▸ The problem
Repeat each entry word for word. Leave any images out of the copy.

▸ Records to use

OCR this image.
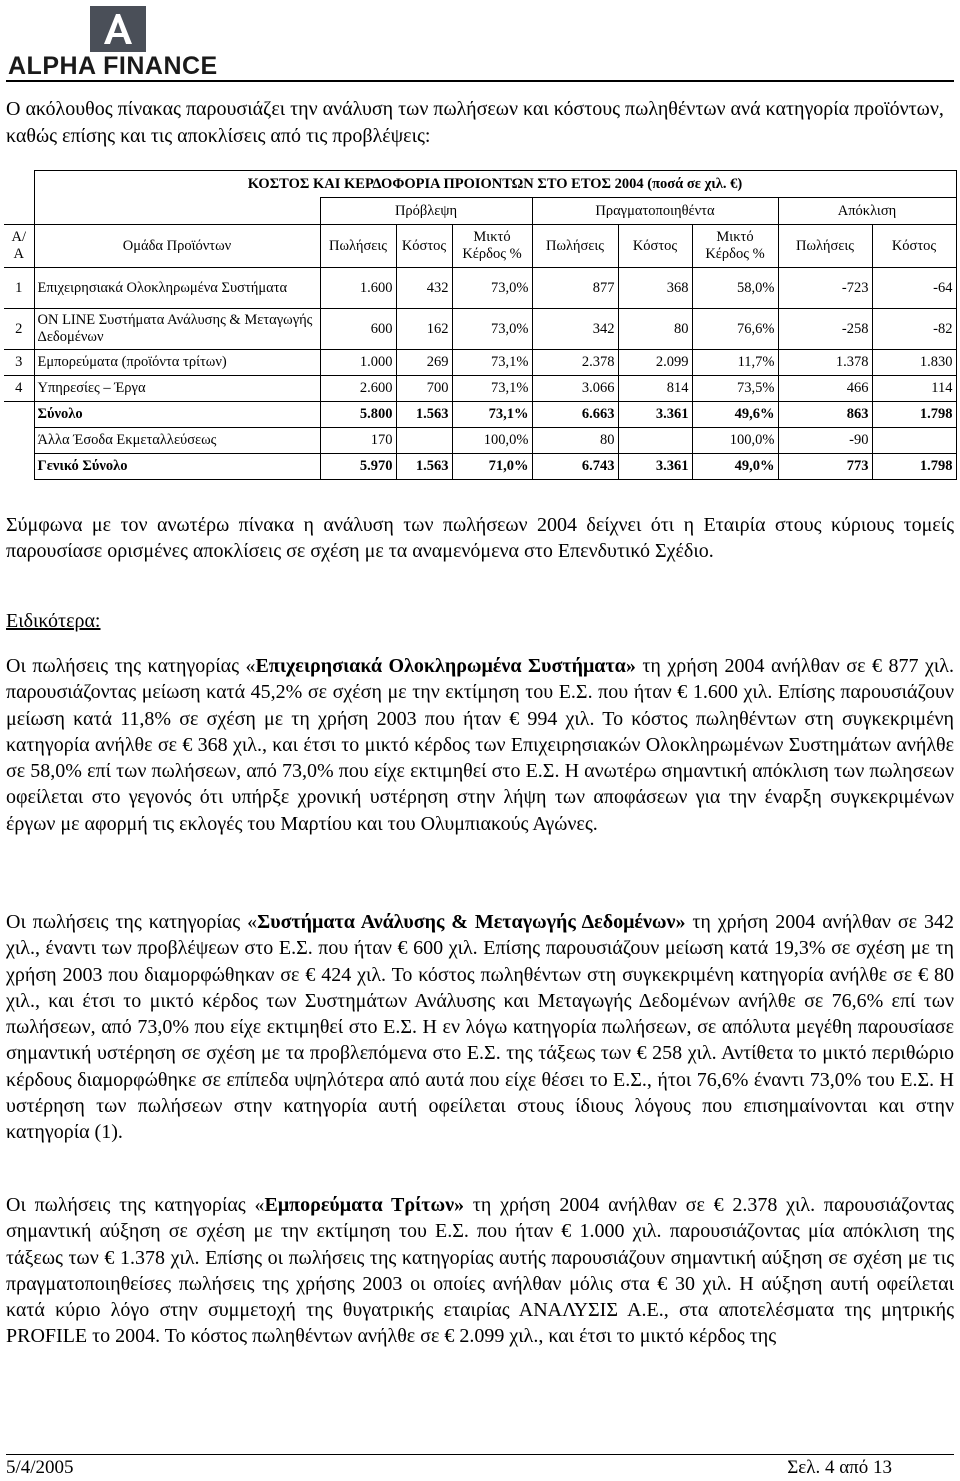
ALPHA FINANCE

Ο ακόλουθος πίνακας παρουσιάζει την ανάλυση των πωλήσεων και κόστους πωληθέντων ανά κατηγορία προϊόντων, καθώς επίσης και τις αποκλίσεις από τις προβλέψεις:

	ΚΟΣΤΟΣ ΚΑΙ ΚΕΡΔΟΦΟΡΙΑ ΠΡΟΙΟΝΤΩΝ ΣΤΟ ΕΤΟΣ 2004 (ποσά σε χιλ. €)								
		Πρόβλεψη			Πραγματοποιηθέντα			Απόκλιση	
Α/Α	Ομάδα Προϊόντων	Πωλήσεις	Κόστος	Μικτό Κέρδος %	Πωλήσεις	Κόστος	Μικτό Κέρδος %	Πωλήσεις	Κόστος
1	Επιχειρησιακά Ολοκληρωμένα Συστήματα	1.600	432	73,0%	877	368	58,0%	-723	-64
2	ON LINE Συστήματα Ανάλυσης & Μεταγωγής Δεδομένων	600	162	73,0%	342	80	76,6%	-258	-82
3	Εμπορεύματα (προϊόντα τρίτων)	1.000	269	73,1%	2.378	2.099	11,7%	1.378	1.830
4	Υπηρεσίες – Έργα	2.600	700	73,1%	3.066	814	73,5%	466	114
	Σύνολο	5.800	1.563	73,1%	6.663	3.361	49,6%	863	1.798
	Άλλα Έσοδα Εκμεταλλεύσεως	170		100,0%	80		100,0%	-90	
	Γενικό Σύνολο	5.970	1.563	71,0%	6.743	3.361	49,0%	773	1.798

Σύμφωνα με τον ανωτέρω πίνακα η ανάλυση των πωλήσεων 2004 δείχνει ότι η Εταιρία στους κύριους τομείς παρουσίασε ορισμένες αποκλίσεις σε σχέση με τα αναμενόμενα στο Επενδυτικό Σχέδιο.

Ειδικότερα:

Οι πωλήσεις της κατηγορίας «Επιχειρησιακά Ολοκληρωμένα Συστήματα» τη χρήση 2004 ανήλθαν σε € 877 χιλ. παρουσιάζοντας μείωση κατά 45,2% σε σχέση με την εκτίμηση του Ε.Σ. που ήταν € 1.600 χιλ. Επίσης παρουσιάζουν μείωση κατά 11,8% σε σχέση με τη χρήση 2003 που ήταν € 994 χιλ. Το κόστος πωληθέντων στη συγκεκριμένη κατηγορία ανήλθε σε € 368 χιλ., και έτσι το μικτό κέρδος των Επιχειρησιακών Ολοκληρωμένων Συστημάτων ανήλθε σε 58,0% επί των πωλήσεων, από 73,0% που είχε εκτιμηθεί στο Ε.Σ. Η ανωτέρω σημαντική απόκλιση των πωλησεων οφείλεται στο γεγονός ότι υπήρξε χρονική υστέρηση στην λήψη των αποφάσεων για την έναρξη συγκεκριμένων έργων με αφορμή τις εκλογές του Μαρτίου και του Ολυμπιακούς Αγώνες.

Οι πωλήσεις της κατηγορίας «Συστήματα Ανάλυσης & Μεταγωγής Δεδομένων» τη χρήση 2004 ανήλθαν σε 342 χιλ., έναντι των προβλέψεων στο Ε.Σ. που ήταν € 600 χιλ. Επίσης παρουσιάζουν μείωση κατά 19,3% σε σχέση με τη χρήση 2003 που διαμορφώθηκαν σε € 424 χιλ. Το κόστος πωληθέντων στη συγκεκριμένη κατηγορία ανήλθε σε € 80 χιλ., και έτσι το μικτό κέρδος των Συστημάτων Ανάλυσης και Μεταγωγής Δεδομένων ανήλθε σε 76,6% επί των πωλήσεων, από 73,0% που είχε εκτιμηθεί στο Ε.Σ. Η εν λόγω κατηγορία πωλήσεων, σε απόλυτα μεγέθη παρουσίασε σημαντική υστέρηση σε σχέση με τα προβλεπόμενα στο Ε.Σ. της τάξεως των € 258 χιλ. Αντίθετα το μικτό περιθώριο κέρδους διαμορφώθηκε σε επίπεδα υψηλότερα από αυτά που είχε θέσει το Ε.Σ., ήτοι 76,6% έναντι 73,0% του Ε.Σ. Η υστέρηση των πωλήσεων στην κατηγορία αυτή οφείλεται στους ίδιους λόγους που επισημαίνονται και στην κατηγορία (1).

Οι πωλήσεις της κατηγορίας «Εμπορεύματα Τρίτων» τη χρήση 2004 ανήλθαν σε € 2.378 χιλ. παρουσιάζοντας σημαντική αύξηση σε σχέση με την εκτίμηση του Ε.Σ. που ήταν € 1.000 χιλ. παρουσιάζοντας μία απόκλιση της τάξεως των € 1.378 χιλ. Επίσης οι πωλήσεις της κατηγορίας αυτής παρουσιάζουν σημαντική αύξηση σε σχέση με τις πραγματοποιηθείσες πωλήσεις της χρήσης 2003 οι οποίες ανήλθαν μόλις στα € 30 χιλ. Η αύξηση αυτή οφείλεται κατά κύριο λόγο στην συμμετοχή της θυγατρικής εταιρίας ΑΝΑΛΥΣΙΣ Α.Ε., στα αποτελέσματα της μητρικής PROFILE το 2004. Το κόστος πωληθέντων ανήλθε σε € 2.099 χιλ., και έτσι το μικτό κέρδος της

5/4/2005	Σελ. 4 από 13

▸ Result
OCR this image.
ALPHA FINANCE

Ο ακόλουθος πίνακας παρουσιάζει την ανάλυση των πωλήσεων και κόστους πωληθέντων ανά κατηγορία προϊόντων, καθώς επίσης και τις αποκλίσεις από τις προβλέψεις:

	ΚΟΣΤΟΣ ΚΑΙ ΚΕΡΔΟΦΟΡΙΑ ΠΡΟΙΟΝΤΩΝ ΣΤΟ ΕΤΟΣ 2004 (ποσά σε χιλ. €)								
		Πρόβλεψη			Πραγματοποιηθέντα			Απόκλιση	
Α/Α	Ομάδα Προϊόντων	Πωλήσεις	Κόστος	Μικτό Κέρδος %	Πωλήσεις	Κόστος	Μικτό Κέρδος %	Πωλήσεις	Κόστος
1	Επιχειρησιακά Ολοκληρωμένα Συστήματα	1.600	432	73,0%	877	368	58,0%	-723	-64
2	ON LINE Συστήματα Ανάλυσης & Μεταγωγής Δεδομένων	600	162	73,0%	342	80	76,6%	-258	-82
3	Εμπορεύματα (προϊόντα τρίτων)	1.000	269	73,1%	2.378	2.099	11,7%	1.378	1.830
4	Υπηρεσίες – Έργα	2.600	700	73,1%	3.066	814	73,5%	466	114
	Σύνολο	5.800	1.563	73,1%	6.663	3.361	49,6%	863	1.798
	Άλλα Έσοδα Εκμεταλλεύσεως	170		100,0%	80		100,0%	-90	
	Γενικό Σύνολο	5.970	1.563	71,0%	6.743	3.361	49,0%	773	1.798

Σύμφωνα με τον ανωτέρω πίνακα η ανάλυση των πωλήσεων 2004 δείχνει ότι η Εταιρία στους κύριους τομείς παρουσίασε ορισμένες αποκλίσεις σε σχέση με τα αναμενόμενα στο Επενδυτικό Σχέδιο.

Ειδικότερα:

Οι πωλήσεις της κατηγορίας «Επιχειρησιακά Ολοκληρωμένα Συστήματα» τη χρήση 2004 ανήλθαν σε € 877 χιλ. παρουσιάζοντας μείωση κατά 45,2% σε σχέση με την εκτίμηση του Ε.Σ. που ήταν € 1.600 χιλ. Επίσης παρουσιάζουν μείωση κατά 11,8% σε σχέση με τη χρήση 2003 που ήταν € 994 χιλ. Το κόστος πωληθέντων στη συγκεκριμένη κατηγορία ανήλθε σε € 368 χιλ., και έτσι το μικτό κέρδος των Επιχειρησιακών Ολοκληρωμένων Συστημάτων ανήλθε σε 58,0% επί των πωλήσεων, από 73,0% που είχε εκτιμηθεί στο Ε.Σ. Η ανωτέρω σημαντική απόκλιση των πωλησεων οφείλεται στο γεγονός ότι υπήρξε χρονική υστέρηση στην λήψη των αποφάσεων για την έναρξη συγκεκριμένων έργων με αφορμή τις εκλογές του Μαρτίου και του Ολυμπιακούς Αγώνες.

Οι πωλήσεις της κατηγορίας «Συστήματα Ανάλυσης & Μεταγωγής Δεδομένων» τη χρήση 2004 ανήλθαν σε 342 χιλ., έναντι των προβλέψεων στο Ε.Σ. που ήταν € 600 χιλ. Επίσης παρουσιάζουν μείωση κατά 19,3% σε σχέση με τη χρήση 2003 που διαμορφώθηκαν σε € 424 χιλ. Το κόστος πωληθέντων στη συγκεκριμένη κατηγορία ανήλθε σε € 80 χιλ., και έτσι το μικτό κέρδος των Συστημάτων Ανάλυσης και Μεταγωγής Δεδομένων ανήλθε σε 76,6% επί των πωλήσεων, από 73,0% που είχε εκτιμηθεί στο Ε.Σ. Η εν λόγω κατηγορία πωλήσεων, σε απόλυτα μεγέθη παρουσίασε σημαντική υστέρηση σε σχέση με τα προβλεπόμενα στο Ε.Σ. της τάξεως των € 258 χιλ. Αντίθετα το μικτό περιθώριο κέρδους διαμορφώθηκε σε επίπεδα υψηλότερα από αυτά που είχε θέσει το Ε.Σ., ήτοι 76,6% έναντι 73,0% του Ε.Σ. Η υστέρηση των πωλήσεων στην κατηγορία αυτή οφείλεται στους ίδιους λόγους που επισημαίνονται και στην κατηγορία (1).

Οι πωλήσεις της κατηγορίας «Εμπορεύματα Τρίτων» τη χρήση 2004 ανήλθαν σε € 2.378 χιλ. παρουσιάζοντας σημαντική αύξηση σε σχέση με την εκτίμηση του Ε.Σ. που ήταν € 1.000 χιλ. παρουσιάζοντας μία απόκλιση της τάξεως των € 1.378 χιλ. Επίσης οι πωλήσεις της κατηγορίας αυτής παρουσιάζουν σημαντική αύξηση σε σχέση με τις πραγματοποιηθείσες πωλήσεις της χρήσης 2003 οι οποίες ανήλθαν μόλις στα € 30 χιλ. Η αύξηση αυτή οφείλεται κατά κύριο λόγο στην συμμετοχή της θυγατρικής εταιρίας ΑΝΑΛΥΣΙΣ Α.Ε., στα αποτελέσματα της μητρικής PROFILE το 2004. Το κόστος πωληθέντων ανήλθε σε € 2.099 χιλ., και έτσι το μικτό κέρδος της

5/4/2005	Σελ. 4 από 13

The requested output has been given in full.